Task requirements »
Reproduce the records below exactly, leaving out any pictures.

[Dataset records on visual material]
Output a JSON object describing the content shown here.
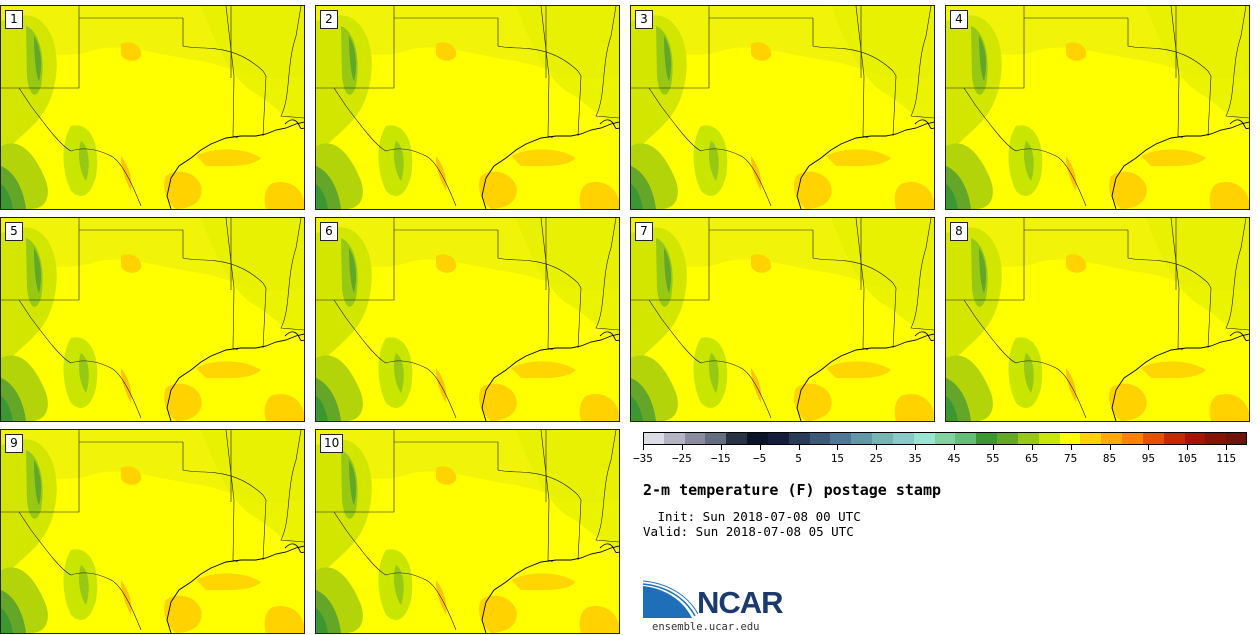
{
  "title": "2-m temperature (F) postage stamp",
  "init": " Init: Sun 2018-07-08 00 UTC",
  "valid": "Valid: Sun 2018-07-08 05 UTC",
  "org": {
    "name": "NCAR",
    "url": "ensemble.ucar.edu"
  },
  "members": [
    {
      "label": "1"
    },
    {
      "label": "2"
    },
    {
      "label": "3"
    },
    {
      "label": "4"
    },
    {
      "label": "5"
    },
    {
      "label": "6"
    },
    {
      "label": "7"
    },
    {
      "label": "8"
    },
    {
      "label": "9"
    },
    {
      "label": "10"
    }
  ],
  "colorbar": {
    "ticks": [
      "−35",
      "−25",
      "−15",
      "−5",
      "5",
      "15",
      "25",
      "35",
      "45",
      "55",
      "65",
      "75",
      "85",
      "95",
      "105",
      "115"
    ],
    "colors": [
      "#dcdce6",
      "#b4b4c3",
      "#8c8ca0",
      "#646e82",
      "#283246",
      "#0a1428",
      "#141e3c",
      "#283c5a",
      "#3c5a78",
      "#507896",
      "#6496aa",
      "#78b4b4",
      "#8cc8c8",
      "#96e6d2",
      "#82d2a0",
      "#64be78",
      "#3c9632",
      "#64a628",
      "#96c814",
      "#c8e600",
      "#ffff00",
      "#ffd200",
      "#ffaa00",
      "#ff8200",
      "#e65000",
      "#c82800",
      "#a51400",
      "#821400",
      "#6e140a"
    ]
  }
}
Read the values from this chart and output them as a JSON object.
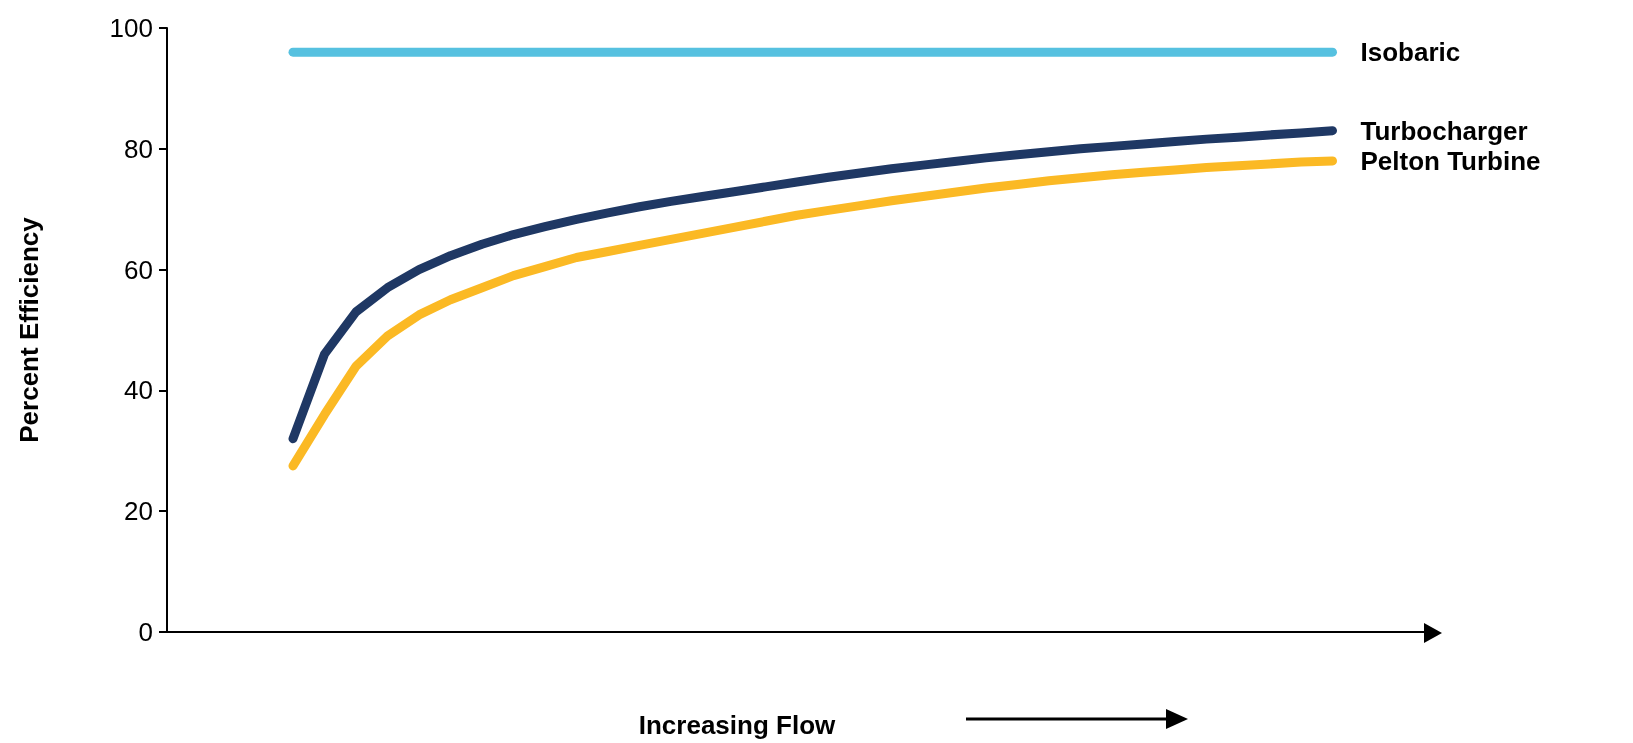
{
  "chart_data": {
    "type": "line",
    "xlabel": "Increasing Flow",
    "ylabel": "Percent Efficiency",
    "categories": [
      null,
      null,
      null,
      null,
      null,
      null,
      null,
      null,
      null,
      null,
      null,
      null,
      null,
      null,
      null,
      null,
      null,
      null,
      null,
      null,
      null,
      null,
      null,
      null,
      null,
      null,
      null,
      null,
      null,
      null,
      null,
      null,
      null,
      null,
      null,
      null,
      null,
      null,
      null,
      null,
      null
    ],
    "series": [
      {
        "name": "Isobaric",
        "color": "#56c1e0",
        "values": [
          null,
          null,
          null,
          null,
          96,
          96,
          96,
          96,
          96,
          96,
          96,
          96,
          96,
          96,
          96,
          96,
          96,
          96,
          96,
          96,
          96,
          96,
          96,
          96,
          96,
          96,
          96,
          96,
          96,
          96,
          96,
          96,
          96,
          96,
          96,
          96,
          96,
          96,
          null,
          null,
          null
        ]
      },
      {
        "name": "Turbocharger",
        "color": "#1f3864",
        "values": [
          null,
          null,
          null,
          null,
          32,
          46,
          53,
          57,
          60,
          62.3,
          64.2,
          65.8,
          67.1,
          68.3,
          69.4,
          70.4,
          71.3,
          72.1,
          72.9,
          73.7,
          74.5,
          75.3,
          76,
          76.7,
          77.3,
          77.9,
          78.5,
          79,
          79.5,
          80,
          80.4,
          80.8,
          81.2,
          81.6,
          81.9,
          82.3,
          82.6,
          83,
          null,
          null,
          null
        ]
      },
      {
        "name": "Pelton Turbine",
        "color": "#fbb924",
        "values": [
          null,
          null,
          null,
          null,
          27.5,
          36,
          44,
          49,
          52.5,
          55,
          57,
          59,
          60.5,
          62,
          63,
          64,
          65,
          66,
          67,
          68,
          69,
          69.8,
          70.6,
          71.4,
          72.1,
          72.8,
          73.5,
          74.1,
          74.7,
          75.2,
          75.7,
          76.1,
          76.5,
          76.9,
          77.2,
          77.5,
          77.8,
          78,
          null,
          null,
          null
        ]
      }
    ],
    "ylim": [
      0,
      100
    ],
    "yticks": [
      0,
      20,
      40,
      60,
      80,
      100
    ],
    "grid": false,
    "legend": false,
    "marker": "none",
    "line_style": "solid"
  }
}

Exercise response »
Output a JSON object describing the content shown here.
{
  "title": "2-m temperature (F) postage stamp",
  "init": " Init: Sun 2018-07-08 00 UTC",
  "valid": "Valid: Sun 2018-07-08 05 UTC",
  "org": {
    "name": "NCAR",
    "url": "ensemble.ucar.edu"
  },
  "members": [
    {
      "label": "1"
    },
    {
      "label": "2"
    },
    {
      "label": "3"
    },
    {
      "label": "4"
    },
    {
      "label": "5"
    },
    {
      "label": "6"
    },
    {
      "label": "7"
    },
    {
      "label": "8"
    },
    {
      "label": "9"
    },
    {
      "label": "10"
    }
  ],
  "colorbar": {
    "ticks": [
      "−35",
      "−25",
      "−15",
      "−5",
      "5",
      "15",
      "25",
      "35",
      "45",
      "55",
      "65",
      "75",
      "85",
      "95",
      "105",
      "115"
    ],
    "colors": [
      "#dcdce6",
      "#b4b4c3",
      "#8c8ca0",
      "#646e82",
      "#283246",
      "#0a1428",
      "#141e3c",
      "#283c5a",
      "#3c5a78",
      "#507896",
      "#6496aa",
      "#78b4b4",
      "#8cc8c8",
      "#96e6d2",
      "#82d2a0",
      "#64be78",
      "#3c9632",
      "#64a628",
      "#96c814",
      "#c8e600",
      "#ffff00",
      "#ffd200",
      "#ffaa00",
      "#ff8200",
      "#e65000",
      "#c82800",
      "#a51400",
      "#821400",
      "#6e140a"
    ]
  }
}
Read the values from this chart and output them as a JSON object.
{
  "chart_data": {
    "type": "line",
    "xlabel": "Increasing Flow",
    "ylabel": "Percent Efficiency",
    "categories": [
      null,
      null,
      null,
      null,
      null,
      null,
      null,
      null,
      null,
      null,
      null,
      null,
      null,
      null,
      null,
      null,
      null,
      null,
      null,
      null,
      null,
      null,
      null,
      null,
      null,
      null,
      null,
      null,
      null,
      null,
      null,
      null,
      null,
      null,
      null,
      null,
      null,
      null,
      null,
      null,
      null
    ],
    "series": [
      {
        "name": "Isobaric",
        "color": "#56c1e0",
        "values": [
          null,
          null,
          null,
          null,
          96,
          96,
          96,
          96,
          96,
          96,
          96,
          96,
          96,
          96,
          96,
          96,
          96,
          96,
          96,
          96,
          96,
          96,
          96,
          96,
          96,
          96,
          96,
          96,
          96,
          96,
          96,
          96,
          96,
          96,
          96,
          96,
          96,
          96,
          null,
          null,
          null
        ]
      },
      {
        "name": "Turbocharger",
        "color": "#1f3864",
        "values": [
          null,
          null,
          null,
          null,
          32,
          46,
          53,
          57,
          60,
          62.3,
          64.2,
          65.8,
          67.1,
          68.3,
          69.4,
          70.4,
          71.3,
          72.1,
          72.9,
          73.7,
          74.5,
          75.3,
          76,
          76.7,
          77.3,
          77.9,
          78.5,
          79,
          79.5,
          80,
          80.4,
          80.8,
          81.2,
          81.6,
          81.9,
          82.3,
          82.6,
          83,
          null,
          null,
          null
        ]
      },
      {
        "name": "Pelton Turbine",
        "color": "#fbb924",
        "values": [
          null,
          null,
          null,
          null,
          27.5,
          36,
          44,
          49,
          52.5,
          55,
          57,
          59,
          60.5,
          62,
          63,
          64,
          65,
          66,
          67,
          68,
          69,
          69.8,
          70.6,
          71.4,
          72.1,
          72.8,
          73.5,
          74.1,
          74.7,
          75.2,
          75.7,
          76.1,
          76.5,
          76.9,
          77.2,
          77.5,
          77.8,
          78,
          null,
          null,
          null
        ]
      }
    ],
    "ylim": [
      0,
      100
    ],
    "yticks": [
      0,
      20,
      40,
      60,
      80,
      100
    ],
    "grid": false,
    "legend": false,
    "marker": "none",
    "line_style": "solid"
  }
}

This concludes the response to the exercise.